> [WHAT THE TASK REQUIRES]: Quote the records that follow in full, leaving the pictures out.

> [RECORDS]:
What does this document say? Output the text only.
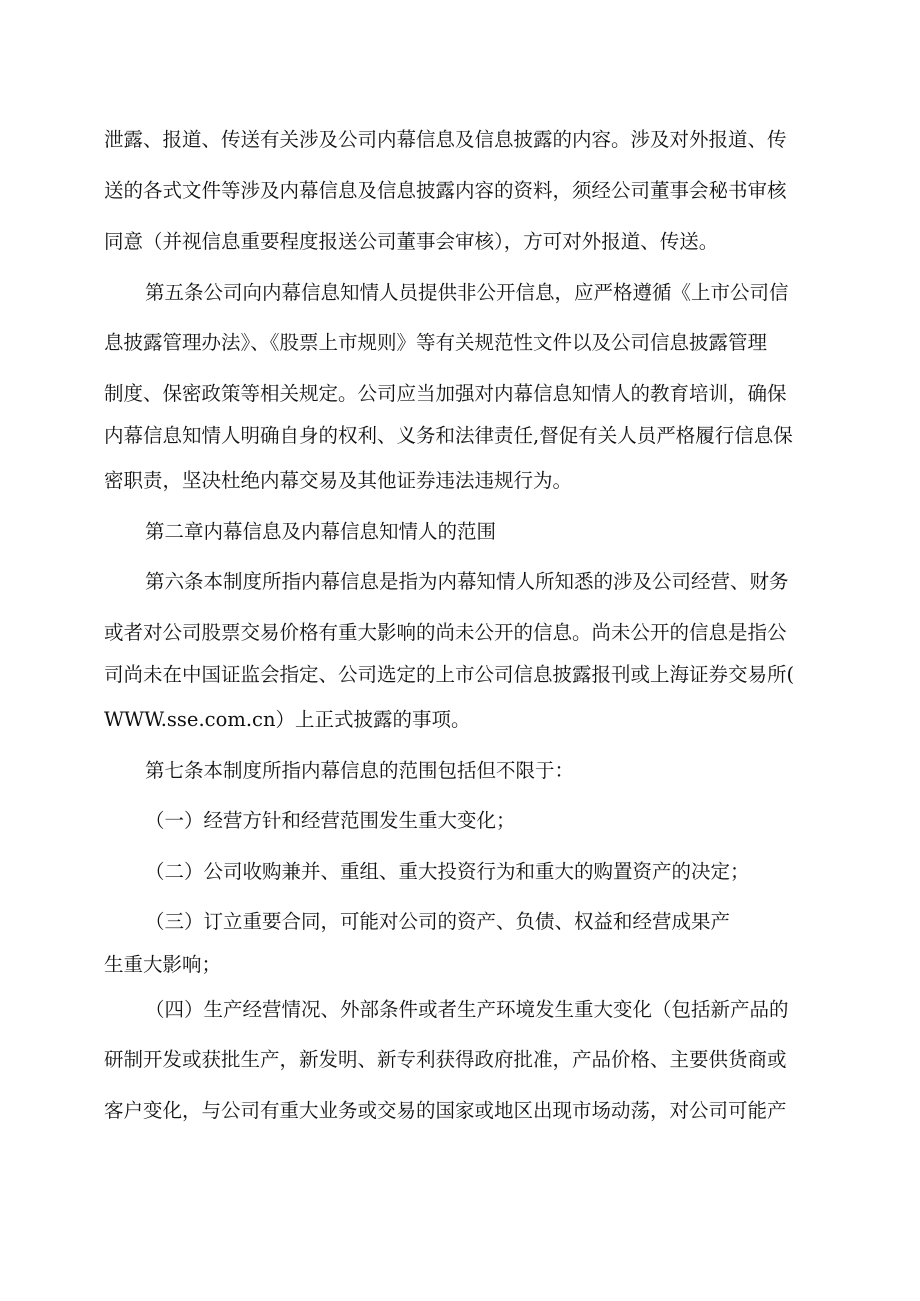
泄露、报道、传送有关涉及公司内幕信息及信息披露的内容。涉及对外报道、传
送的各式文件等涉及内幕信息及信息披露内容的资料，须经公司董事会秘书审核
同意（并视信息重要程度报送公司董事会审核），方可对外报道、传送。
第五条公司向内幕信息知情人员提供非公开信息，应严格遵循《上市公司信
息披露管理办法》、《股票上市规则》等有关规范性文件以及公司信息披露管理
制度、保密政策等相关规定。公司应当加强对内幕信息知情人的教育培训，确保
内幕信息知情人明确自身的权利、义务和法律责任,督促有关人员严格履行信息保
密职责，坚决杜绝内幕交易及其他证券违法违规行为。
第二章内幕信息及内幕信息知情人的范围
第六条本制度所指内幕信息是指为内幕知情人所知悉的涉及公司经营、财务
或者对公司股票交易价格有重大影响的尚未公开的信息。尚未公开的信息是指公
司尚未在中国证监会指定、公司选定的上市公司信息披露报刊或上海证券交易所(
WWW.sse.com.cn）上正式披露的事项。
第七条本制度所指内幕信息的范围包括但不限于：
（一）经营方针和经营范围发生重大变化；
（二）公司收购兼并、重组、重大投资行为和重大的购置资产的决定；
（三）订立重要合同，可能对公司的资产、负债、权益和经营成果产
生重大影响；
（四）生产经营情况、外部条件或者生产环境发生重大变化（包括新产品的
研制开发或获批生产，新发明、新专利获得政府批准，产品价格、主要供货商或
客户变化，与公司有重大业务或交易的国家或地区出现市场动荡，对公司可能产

> [SOLUTION FOR THIS PROBLEM]:
What does this document say? Output the text only.
泄露、报道、传送有关涉及公司内幕信息及信息披露的内容。涉及对外报道、传
送的各式文件等涉及内幕信息及信息披露内容的资料，须经公司董事会秘书审核
同意（并视信息重要程度报送公司董事会审核），方可对外报道、传送。
第五条公司向内幕信息知情人员提供非公开信息，应严格遵循《上市公司信
息披露管理办法》、《股票上市规则》等有关规范性文件以及公司信息披露管理
制度、保密政策等相关规定。公司应当加强对内幕信息知情人的教育培训，确保
内幕信息知情人明确自身的权利、义务和法律责任,督促有关人员严格履行信息保
密职责，坚决杜绝内幕交易及其他证券违法违规行为。
第二章内幕信息及内幕信息知情人的范围
第六条本制度所指内幕信息是指为内幕知情人所知悉的涉及公司经营、财务
或者对公司股票交易价格有重大影响的尚未公开的信息。尚未公开的信息是指公
司尚未在中国证监会指定、公司选定的上市公司信息披露报刊或上海证券交易所(
WWW.sse.com.cn）上正式披露的事项。
第七条本制度所指内幕信息的范围包括但不限于：
（一）经营方针和经营范围发生重大变化；
（二）公司收购兼并、重组、重大投资行为和重大的购置资产的决定；
（三）订立重要合同，可能对公司的资产、负债、权益和经营成果产
生重大影响；
（四）生产经营情况、外部条件或者生产环境发生重大变化（包括新产品的
研制开发或获批生产，新发明、新专利获得政府批准，产品价格、主要供货商或
客户变化，与公司有重大业务或交易的国家或地区出现市场动荡，对公司可能产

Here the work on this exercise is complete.